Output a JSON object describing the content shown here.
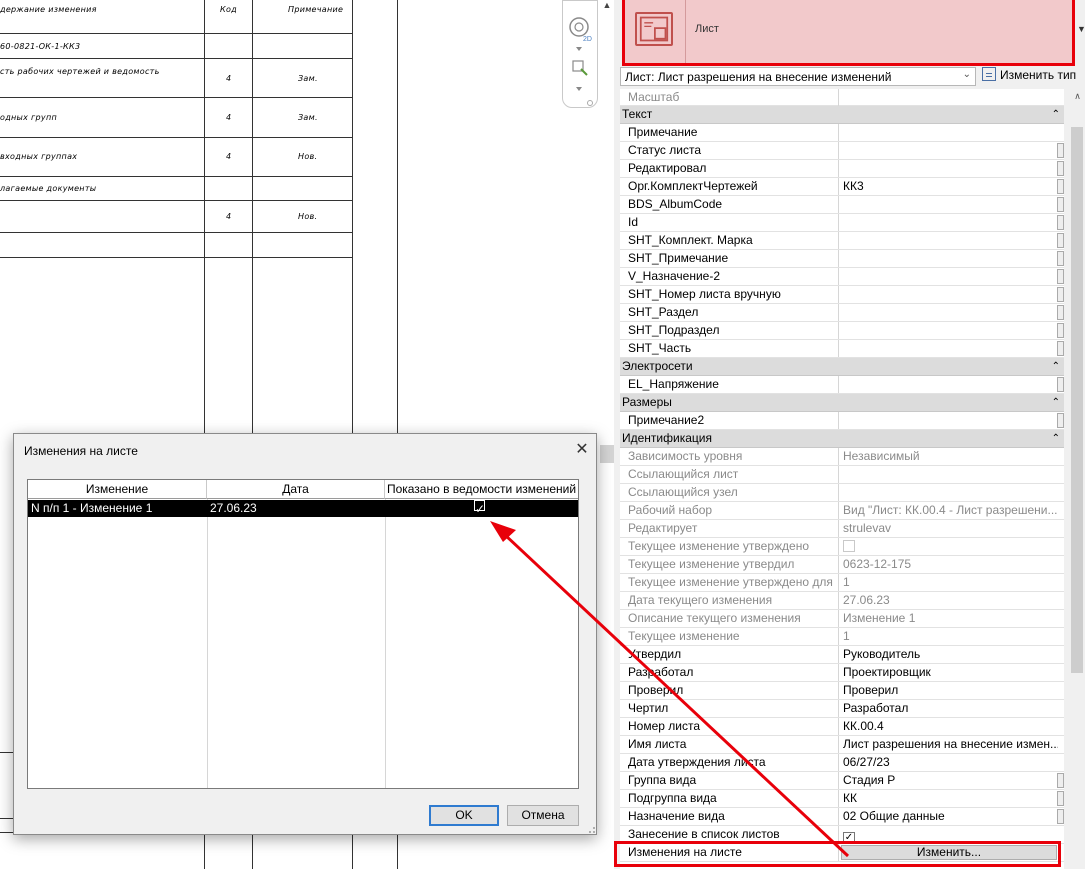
{
  "sheet": {
    "headers": {
      "change": "держание изменения",
      "code": "Код",
      "note": "Примечание"
    },
    "rows": [
      {
        "text": "60-0821-ОК-1-КК3",
        "code": "",
        "note": ""
      },
      {
        "text": "сть рабочих чертежей и ведомость",
        "code": "4",
        "note": "Зам."
      },
      {
        "text": "одных групп",
        "code": "4",
        "note": "Зам."
      },
      {
        "text": "входных группах",
        "code": "4",
        "note": "Нов."
      },
      {
        "text": "лагаемые документы",
        "code": "",
        "note": ""
      },
      {
        "text": "",
        "code": "4",
        "note": "Нов."
      }
    ]
  },
  "type_selector": {
    "name": "Лист",
    "instance_label": "Лист: Лист разрешения на внесение изменений",
    "edit_type_label": "Изменить тип",
    "partial_row": "Масштаб"
  },
  "groups": {
    "text": "Текст",
    "electrical": "Электросети",
    "dimensions": "Размеры",
    "identity": "Идентификация"
  },
  "text_params": [
    {
      "label": "Примечание",
      "value": ""
    },
    {
      "label": "Статус листа",
      "value": ""
    },
    {
      "label": "Редактировал",
      "value": ""
    },
    {
      "label": "Орг.КомплектЧертежей",
      "value": "КК3"
    },
    {
      "label": "BDS_AlbumCode",
      "value": ""
    },
    {
      "label": "Id",
      "value": ""
    },
    {
      "label": "SHT_Комплект. Марка",
      "value": ""
    },
    {
      "label": "SHT_Примечание",
      "value": ""
    },
    {
      "label": "V_Назначение-2",
      "value": ""
    },
    {
      "label": "SHT_Номер листа вручную",
      "value": ""
    },
    {
      "label": "SHT_Раздел",
      "value": ""
    },
    {
      "label": "SHT_Подраздел",
      "value": ""
    },
    {
      "label": "SHT_Часть",
      "value": ""
    }
  ],
  "electrical_params": [
    {
      "label": "EL_Напряжение",
      "value": ""
    }
  ],
  "dimension_params": [
    {
      "label": "Примечание2",
      "value": ""
    }
  ],
  "identity_params": [
    {
      "label": "Зависимость уровня",
      "value": "Независимый",
      "readonly": true
    },
    {
      "label": "Ссылающийся лист",
      "value": "",
      "readonly": true
    },
    {
      "label": "Ссылающийся узел",
      "value": "",
      "readonly": true
    },
    {
      "label": "Рабочий набор",
      "value": "Вид \"Лист: КК.00.4 - Лист разрешени...",
      "readonly": true
    },
    {
      "label": "Редактирует",
      "value": "strulevav",
      "readonly": true
    },
    {
      "label": "Текущее изменение утверждено",
      "value": "",
      "readonly": true,
      "checkbox": true
    },
    {
      "label": "Текущее изменение утвердил",
      "value": "0623-12-175",
      "readonly": true
    },
    {
      "label": "Текущее изменение утверждено для",
      "value": "1",
      "readonly": true
    },
    {
      "label": "Дата текущего изменения",
      "value": "27.06.23",
      "readonly": true
    },
    {
      "label": "Описание текущего изменения",
      "value": "Изменение 1",
      "readonly": true
    },
    {
      "label": "Текущее изменение",
      "value": "1",
      "readonly": true
    },
    {
      "label": "Утвердил",
      "value": "Руководитель"
    },
    {
      "label": "Разработал",
      "value": "Проектировщик"
    },
    {
      "label": "Проверил",
      "value": "Проверил"
    },
    {
      "label": "Чертил",
      "value": "Разработал"
    },
    {
      "label": "Номер листа",
      "value": "КК.00.4"
    },
    {
      "label": "Имя листа",
      "value": "Лист разрешения на внесение измен..."
    },
    {
      "label": "Дата утверждения листа",
      "value": "06/27/23"
    },
    {
      "label": "Группа вида",
      "value": "Стадия Р"
    },
    {
      "label": "Подгруппа вида",
      "value": "КК"
    },
    {
      "label": "Назначение вида",
      "value": "02 Общие данные"
    },
    {
      "label": "Занесение в список листов",
      "value": "",
      "checkbox": true,
      "checked": true
    }
  ],
  "revisions_row": {
    "label": "Изменения на листе",
    "button": "Изменить..."
  },
  "dialog": {
    "title": "Изменения на листе",
    "columns": [
      "Изменение",
      "Дата",
      "Показано в ведомости изменений"
    ],
    "rows": [
      {
        "change": "N п/п 1 - Изменение 1",
        "date": "27.06.23",
        "shown": true
      }
    ],
    "ok": "OK",
    "cancel": "Отмена"
  },
  "colors": {
    "highlight": "#e8000a",
    "header_fill": "#f2c9cb",
    "selection": "#000000",
    "ok_border": "#2f7bd0"
  },
  "icons": [
    "sheet-type-icon",
    "edit-type-icon",
    "chevron-down-icon",
    "collapse-icon",
    "close-icon",
    "checkbox-checked-icon"
  ]
}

## [The task]
Every entry must be reproduced exactly, with the images left out.

## [Written response]
Output a JSON object describing the content shown here.
{
  "sheet": {
    "headers": {
      "change": "держание изменения",
      "code": "Код",
      "note": "Примечание"
    },
    "rows": [
      {
        "text": "60-0821-ОК-1-КК3",
        "code": "",
        "note": ""
      },
      {
        "text": "сть рабочих чертежей и ведомость",
        "code": "4",
        "note": "Зам."
      },
      {
        "text": "одных групп",
        "code": "4",
        "note": "Зам."
      },
      {
        "text": "входных группах",
        "code": "4",
        "note": "Нов."
      },
      {
        "text": "лагаемые документы",
        "code": "",
        "note": ""
      },
      {
        "text": "",
        "code": "4",
        "note": "Нов."
      }
    ]
  },
  "type_selector": {
    "name": "Лист",
    "instance_label": "Лист: Лист разрешения на внесение изменений",
    "edit_type_label": "Изменить тип",
    "partial_row": "Масштаб"
  },
  "groups": {
    "text": "Текст",
    "electrical": "Электросети",
    "dimensions": "Размеры",
    "identity": "Идентификация"
  },
  "text_params": [
    {
      "label": "Примечание",
      "value": ""
    },
    {
      "label": "Статус листа",
      "value": ""
    },
    {
      "label": "Редактировал",
      "value": ""
    },
    {
      "label": "Орг.КомплектЧертежей",
      "value": "КК3"
    },
    {
      "label": "BDS_AlbumCode",
      "value": ""
    },
    {
      "label": "Id",
      "value": ""
    },
    {
      "label": "SHT_Комплект. Марка",
      "value": ""
    },
    {
      "label": "SHT_Примечание",
      "value": ""
    },
    {
      "label": "V_Назначение-2",
      "value": ""
    },
    {
      "label": "SHT_Номер листа вручную",
      "value": ""
    },
    {
      "label": "SHT_Раздел",
      "value": ""
    },
    {
      "label": "SHT_Подраздел",
      "value": ""
    },
    {
      "label": "SHT_Часть",
      "value": ""
    }
  ],
  "electrical_params": [
    {
      "label": "EL_Напряжение",
      "value": ""
    }
  ],
  "dimension_params": [
    {
      "label": "Примечание2",
      "value": ""
    }
  ],
  "identity_params": [
    {
      "label": "Зависимость уровня",
      "value": "Независимый",
      "readonly": true
    },
    {
      "label": "Ссылающийся лист",
      "value": "",
      "readonly": true
    },
    {
      "label": "Ссылающийся узел",
      "value": "",
      "readonly": true
    },
    {
      "label": "Рабочий набор",
      "value": "Вид \"Лист: КК.00.4 - Лист разрешени...",
      "readonly": true
    },
    {
      "label": "Редактирует",
      "value": "strulevav",
      "readonly": true
    },
    {
      "label": "Текущее изменение утверждено",
      "value": "",
      "readonly": true,
      "checkbox": true
    },
    {
      "label": "Текущее изменение утвердил",
      "value": "0623-12-175",
      "readonly": true
    },
    {
      "label": "Текущее изменение утверждено для",
      "value": "1",
      "readonly": true
    },
    {
      "label": "Дата текущего изменения",
      "value": "27.06.23",
      "readonly": true
    },
    {
      "label": "Описание текущего изменения",
      "value": "Изменение 1",
      "readonly": true
    },
    {
      "label": "Текущее изменение",
      "value": "1",
      "readonly": true
    },
    {
      "label": "Утвердил",
      "value": "Руководитель"
    },
    {
      "label": "Разработал",
      "value": "Проектировщик"
    },
    {
      "label": "Проверил",
      "value": "Проверил"
    },
    {
      "label": "Чертил",
      "value": "Разработал"
    },
    {
      "label": "Номер листа",
      "value": "КК.00.4"
    },
    {
      "label": "Имя листа",
      "value": "Лист разрешения на внесение измен..."
    },
    {
      "label": "Дата утверждения листа",
      "value": "06/27/23"
    },
    {
      "label": "Группа вида",
      "value": "Стадия Р"
    },
    {
      "label": "Подгруппа вида",
      "value": "КК"
    },
    {
      "label": "Назначение вида",
      "value": "02 Общие данные"
    },
    {
      "label": "Занесение в список листов",
      "value": "",
      "checkbox": true,
      "checked": true
    }
  ],
  "revisions_row": {
    "label": "Изменения на листе",
    "button": "Изменить..."
  },
  "dialog": {
    "title": "Изменения на листе",
    "columns": [
      "Изменение",
      "Дата",
      "Показано в ведомости изменений"
    ],
    "rows": [
      {
        "change": "N п/п 1 - Изменение 1",
        "date": "27.06.23",
        "shown": true
      }
    ],
    "ok": "OK",
    "cancel": "Отмена"
  },
  "colors": {
    "highlight": "#e8000a",
    "header_fill": "#f2c9cb",
    "selection": "#000000",
    "ok_border": "#2f7bd0"
  },
  "icons": [
    "sheet-type-icon",
    "edit-type-icon",
    "chevron-down-icon",
    "collapse-icon",
    "close-icon",
    "checkbox-checked-icon"
  ]
}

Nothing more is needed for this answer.